Objective: Copy out the data from the line containing "- type-label: Type: [41, 199, 81, 219]" through the line containing "Localize all elements.", keeping both of those lines and changing nothing.

Exercise inputs:

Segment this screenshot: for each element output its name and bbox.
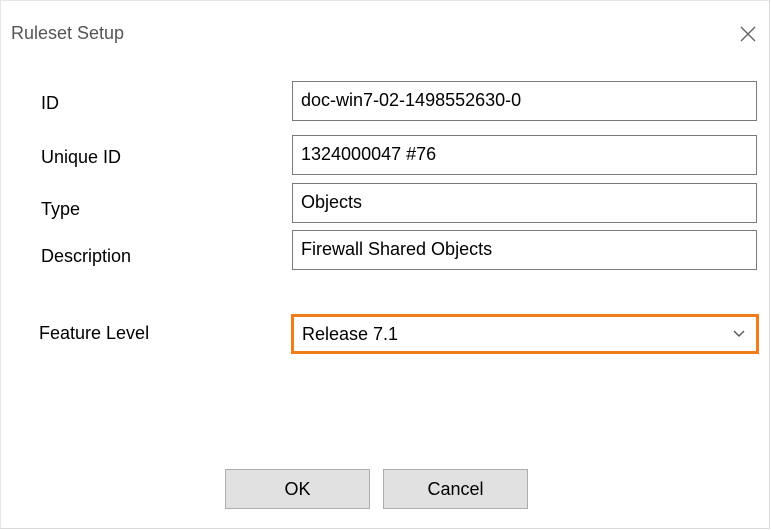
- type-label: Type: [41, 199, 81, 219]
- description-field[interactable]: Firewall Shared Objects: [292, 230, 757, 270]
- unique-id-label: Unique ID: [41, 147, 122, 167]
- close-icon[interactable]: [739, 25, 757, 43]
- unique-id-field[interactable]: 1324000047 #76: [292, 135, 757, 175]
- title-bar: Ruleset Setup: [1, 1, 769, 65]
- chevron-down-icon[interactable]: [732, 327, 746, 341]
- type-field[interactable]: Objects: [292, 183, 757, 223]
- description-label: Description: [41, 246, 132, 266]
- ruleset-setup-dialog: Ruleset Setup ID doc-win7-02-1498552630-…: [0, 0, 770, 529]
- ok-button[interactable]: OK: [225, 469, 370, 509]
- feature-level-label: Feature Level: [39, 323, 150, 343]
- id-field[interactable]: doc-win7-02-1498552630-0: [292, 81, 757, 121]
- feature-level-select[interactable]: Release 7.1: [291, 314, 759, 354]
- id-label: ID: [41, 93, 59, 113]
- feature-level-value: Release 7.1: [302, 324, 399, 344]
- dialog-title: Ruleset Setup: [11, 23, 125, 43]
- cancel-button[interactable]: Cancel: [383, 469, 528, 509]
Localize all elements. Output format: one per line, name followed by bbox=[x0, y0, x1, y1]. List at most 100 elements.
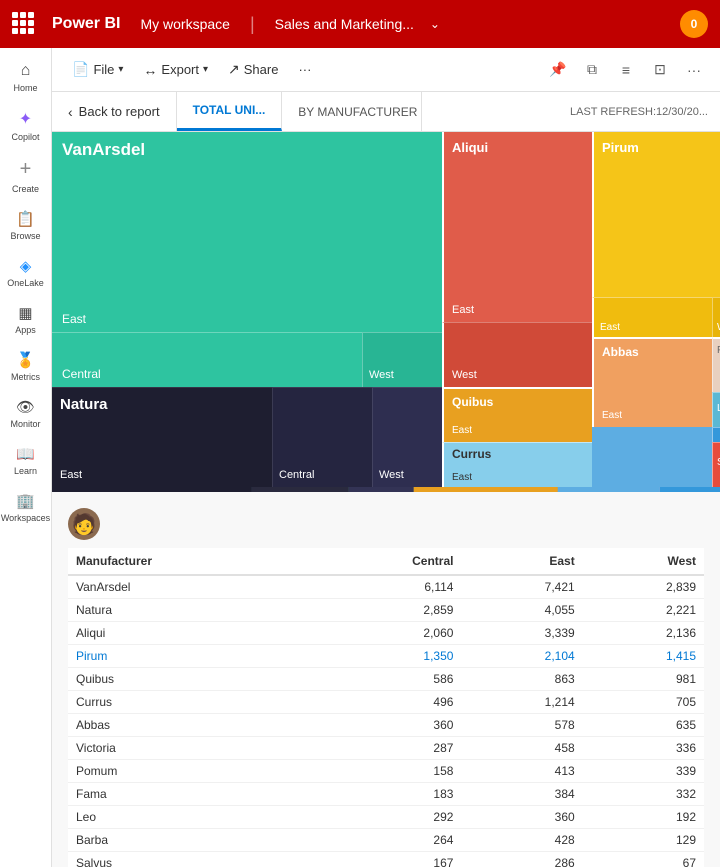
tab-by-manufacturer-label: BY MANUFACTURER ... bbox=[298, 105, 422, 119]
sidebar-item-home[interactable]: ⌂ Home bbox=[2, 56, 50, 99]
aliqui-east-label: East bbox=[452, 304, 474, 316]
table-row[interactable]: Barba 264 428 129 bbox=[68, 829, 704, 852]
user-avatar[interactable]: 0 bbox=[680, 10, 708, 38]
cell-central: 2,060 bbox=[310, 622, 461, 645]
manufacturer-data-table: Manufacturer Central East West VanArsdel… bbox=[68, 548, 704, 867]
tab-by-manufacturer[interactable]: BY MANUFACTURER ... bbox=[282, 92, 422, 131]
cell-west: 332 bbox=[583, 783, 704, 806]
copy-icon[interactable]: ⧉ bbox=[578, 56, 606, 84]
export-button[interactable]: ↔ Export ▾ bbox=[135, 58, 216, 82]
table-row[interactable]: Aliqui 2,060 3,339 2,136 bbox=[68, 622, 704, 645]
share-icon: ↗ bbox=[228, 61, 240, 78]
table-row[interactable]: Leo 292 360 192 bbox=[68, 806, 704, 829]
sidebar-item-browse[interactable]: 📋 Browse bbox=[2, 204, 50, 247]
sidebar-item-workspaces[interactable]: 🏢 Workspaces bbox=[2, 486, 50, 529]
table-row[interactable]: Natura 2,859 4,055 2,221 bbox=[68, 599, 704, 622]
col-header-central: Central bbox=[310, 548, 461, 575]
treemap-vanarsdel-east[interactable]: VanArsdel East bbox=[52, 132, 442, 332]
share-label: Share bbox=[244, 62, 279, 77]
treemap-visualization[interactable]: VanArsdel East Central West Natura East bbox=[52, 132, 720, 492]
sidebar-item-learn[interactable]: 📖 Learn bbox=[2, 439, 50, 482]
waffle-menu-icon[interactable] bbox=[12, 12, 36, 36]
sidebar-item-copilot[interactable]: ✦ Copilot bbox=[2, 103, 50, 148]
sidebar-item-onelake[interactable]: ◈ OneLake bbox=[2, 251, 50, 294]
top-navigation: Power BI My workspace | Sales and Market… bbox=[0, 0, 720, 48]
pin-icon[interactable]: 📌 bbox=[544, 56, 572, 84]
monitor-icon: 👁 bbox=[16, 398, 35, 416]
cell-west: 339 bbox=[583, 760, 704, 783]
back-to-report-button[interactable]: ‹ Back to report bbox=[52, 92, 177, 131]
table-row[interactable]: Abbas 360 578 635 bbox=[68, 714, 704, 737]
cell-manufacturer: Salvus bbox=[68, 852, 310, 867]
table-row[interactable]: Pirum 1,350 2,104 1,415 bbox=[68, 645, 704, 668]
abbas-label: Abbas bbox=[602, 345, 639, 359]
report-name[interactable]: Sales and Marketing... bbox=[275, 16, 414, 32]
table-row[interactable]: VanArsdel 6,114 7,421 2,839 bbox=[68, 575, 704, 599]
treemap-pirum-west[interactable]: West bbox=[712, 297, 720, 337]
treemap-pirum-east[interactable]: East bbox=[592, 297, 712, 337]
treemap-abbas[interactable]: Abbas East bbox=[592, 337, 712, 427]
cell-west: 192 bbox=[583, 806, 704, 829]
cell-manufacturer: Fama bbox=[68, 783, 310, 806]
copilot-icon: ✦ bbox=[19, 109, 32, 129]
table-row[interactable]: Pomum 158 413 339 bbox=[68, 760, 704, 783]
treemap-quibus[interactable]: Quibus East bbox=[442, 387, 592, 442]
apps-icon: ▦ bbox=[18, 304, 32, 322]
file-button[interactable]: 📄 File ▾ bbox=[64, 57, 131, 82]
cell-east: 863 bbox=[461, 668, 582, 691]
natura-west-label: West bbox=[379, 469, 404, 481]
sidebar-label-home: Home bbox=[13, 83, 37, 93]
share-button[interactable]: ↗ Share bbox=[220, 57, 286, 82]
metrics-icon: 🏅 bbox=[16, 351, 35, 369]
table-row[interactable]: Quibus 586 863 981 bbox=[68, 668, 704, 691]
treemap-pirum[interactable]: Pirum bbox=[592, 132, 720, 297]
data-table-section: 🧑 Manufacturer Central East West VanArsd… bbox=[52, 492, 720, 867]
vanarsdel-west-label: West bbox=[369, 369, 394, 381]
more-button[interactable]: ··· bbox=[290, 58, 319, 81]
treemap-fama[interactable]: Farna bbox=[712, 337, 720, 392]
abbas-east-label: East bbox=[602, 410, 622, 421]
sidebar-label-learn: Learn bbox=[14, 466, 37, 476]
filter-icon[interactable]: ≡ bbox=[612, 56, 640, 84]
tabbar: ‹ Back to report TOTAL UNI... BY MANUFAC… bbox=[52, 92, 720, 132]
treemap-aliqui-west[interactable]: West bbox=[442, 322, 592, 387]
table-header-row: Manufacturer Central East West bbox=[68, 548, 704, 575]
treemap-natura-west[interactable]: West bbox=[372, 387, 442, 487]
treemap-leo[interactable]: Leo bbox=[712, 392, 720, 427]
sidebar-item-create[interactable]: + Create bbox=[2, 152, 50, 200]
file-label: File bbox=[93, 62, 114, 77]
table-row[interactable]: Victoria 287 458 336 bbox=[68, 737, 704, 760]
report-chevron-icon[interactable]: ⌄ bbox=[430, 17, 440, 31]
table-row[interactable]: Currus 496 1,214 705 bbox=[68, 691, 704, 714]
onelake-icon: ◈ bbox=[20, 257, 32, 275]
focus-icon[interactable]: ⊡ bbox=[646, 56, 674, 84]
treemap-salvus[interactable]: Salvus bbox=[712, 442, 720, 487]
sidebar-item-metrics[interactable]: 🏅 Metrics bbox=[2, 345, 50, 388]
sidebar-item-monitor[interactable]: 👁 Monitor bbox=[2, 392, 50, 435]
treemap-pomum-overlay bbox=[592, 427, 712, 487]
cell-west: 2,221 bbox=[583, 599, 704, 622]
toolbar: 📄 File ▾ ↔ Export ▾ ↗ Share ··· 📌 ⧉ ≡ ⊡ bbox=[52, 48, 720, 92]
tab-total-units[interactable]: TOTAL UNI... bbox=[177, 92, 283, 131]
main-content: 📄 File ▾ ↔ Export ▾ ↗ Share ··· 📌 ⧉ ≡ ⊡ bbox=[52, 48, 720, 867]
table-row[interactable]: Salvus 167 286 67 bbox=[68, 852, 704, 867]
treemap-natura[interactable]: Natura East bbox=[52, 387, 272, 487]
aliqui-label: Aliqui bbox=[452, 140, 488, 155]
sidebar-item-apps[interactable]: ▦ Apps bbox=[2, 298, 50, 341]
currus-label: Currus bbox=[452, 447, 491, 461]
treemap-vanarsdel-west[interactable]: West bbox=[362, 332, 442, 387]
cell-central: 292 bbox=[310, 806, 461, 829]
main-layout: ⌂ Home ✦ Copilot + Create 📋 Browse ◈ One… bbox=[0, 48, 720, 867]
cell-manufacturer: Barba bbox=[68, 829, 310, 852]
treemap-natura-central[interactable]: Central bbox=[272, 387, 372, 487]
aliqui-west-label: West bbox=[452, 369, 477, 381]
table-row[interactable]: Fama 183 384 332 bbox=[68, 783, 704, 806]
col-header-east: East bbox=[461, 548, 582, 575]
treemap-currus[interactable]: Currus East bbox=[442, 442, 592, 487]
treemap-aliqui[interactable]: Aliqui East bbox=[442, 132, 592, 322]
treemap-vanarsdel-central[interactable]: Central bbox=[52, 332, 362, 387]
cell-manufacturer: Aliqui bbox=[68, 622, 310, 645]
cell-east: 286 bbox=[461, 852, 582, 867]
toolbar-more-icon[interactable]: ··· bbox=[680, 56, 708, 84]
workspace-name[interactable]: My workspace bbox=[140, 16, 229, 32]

Expected answer:
- type-label: Type: [41, 199, 81, 219]
- description-field[interactable]: Firewall Shared Objects: [292, 230, 757, 270]
- unique-id-label: Unique ID: [41, 147, 122, 167]
- close-icon[interactable]: [739, 25, 757, 43]
- unique-id-field[interactable]: 1324000047 #76: [292, 135, 757, 175]
- title-bar: Ruleset Setup: [1, 1, 769, 65]
- chevron-down-icon[interactable]: [732, 327, 746, 341]
- type-field[interactable]: Objects: [292, 183, 757, 223]
- description-label: Description: [41, 246, 132, 266]
- ruleset-setup-dialog: Ruleset Setup ID doc-win7-02-1498552630-…: [0, 0, 770, 529]
- ok-button[interactable]: OK: [225, 469, 370, 509]
- feature-level-label: Feature Level: [39, 323, 150, 343]
- id-field[interactable]: doc-win7-02-1498552630-0: [292, 81, 757, 121]
- feature-level-select[interactable]: Release 7.1: [291, 314, 759, 354]
- id-label: ID: [41, 93, 59, 113]
- feature-level-value: Release 7.1: [302, 324, 399, 344]
- dialog-title: Ruleset Setup: [11, 23, 125, 43]
- cancel-button[interactable]: Cancel: [383, 469, 528, 509]
Localize all elements. Output format: one per line, name followed by bbox=[x0, y0, x1, y1]. List at most 100 elements.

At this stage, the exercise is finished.